* **INPUT DATA**
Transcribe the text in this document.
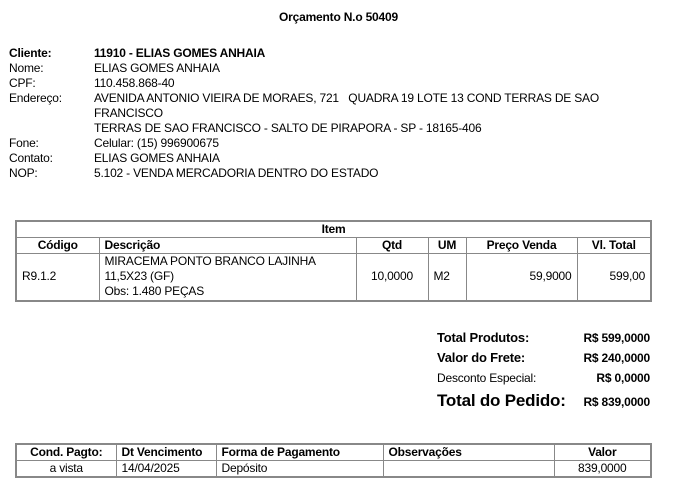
Orçamento N.o 50409
Cliente:	11910 - ELIAS GOMES ANHAIA
Nome:	ELIAS GOMES ANHAIA
CPF:	110.458.868-40
Endereço:	AVENIDA ANTONIO VIEIRA DE MORAES, 721   QUADRA 19 LOTE 13 COND TERRAS DE SAO FRANCISCO
TERRAS DE SAO FRANCISCO - SALTO DE PIRAPORA - SP - 18165-406
Fone:	Celular: (15) 996900675
Contato:	ELIAS GOMES ANHAIA
NOP:	5.102 - VENDA MERCADORIA DENTRO DO ESTADO
Item					
Código	Descrição	Qtd	UM	Preço Venda	Vl. Total
R9.1.2	MIRACEMA PONTO BRANCO LAJINHA
11,5X23 (GF)
Obs: 1.480 PEÇAS	10,0000	M2	59,9000	599,00
Total Produtos:	R$ 599,0000
Valor do Frete:	R$ 240,0000
Desconto Especial:	R$ 0,0000
Total do Pedido: R$ 839,0000
Cond. Pagto:	Dt Vencimento	Forma de Pagamento	Observações	Valor
a vista	14/04/2025	Depósito		839,0000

* **YOUR TASK**
Out of the preceding entries, pull every line containing the string "Valor".

* **COMPLETED TASK**
Valor do Frete:	R$ 240,0000
Cond. Pagto:	Dt Vencimento	Forma de Pagamento	Observações	Valor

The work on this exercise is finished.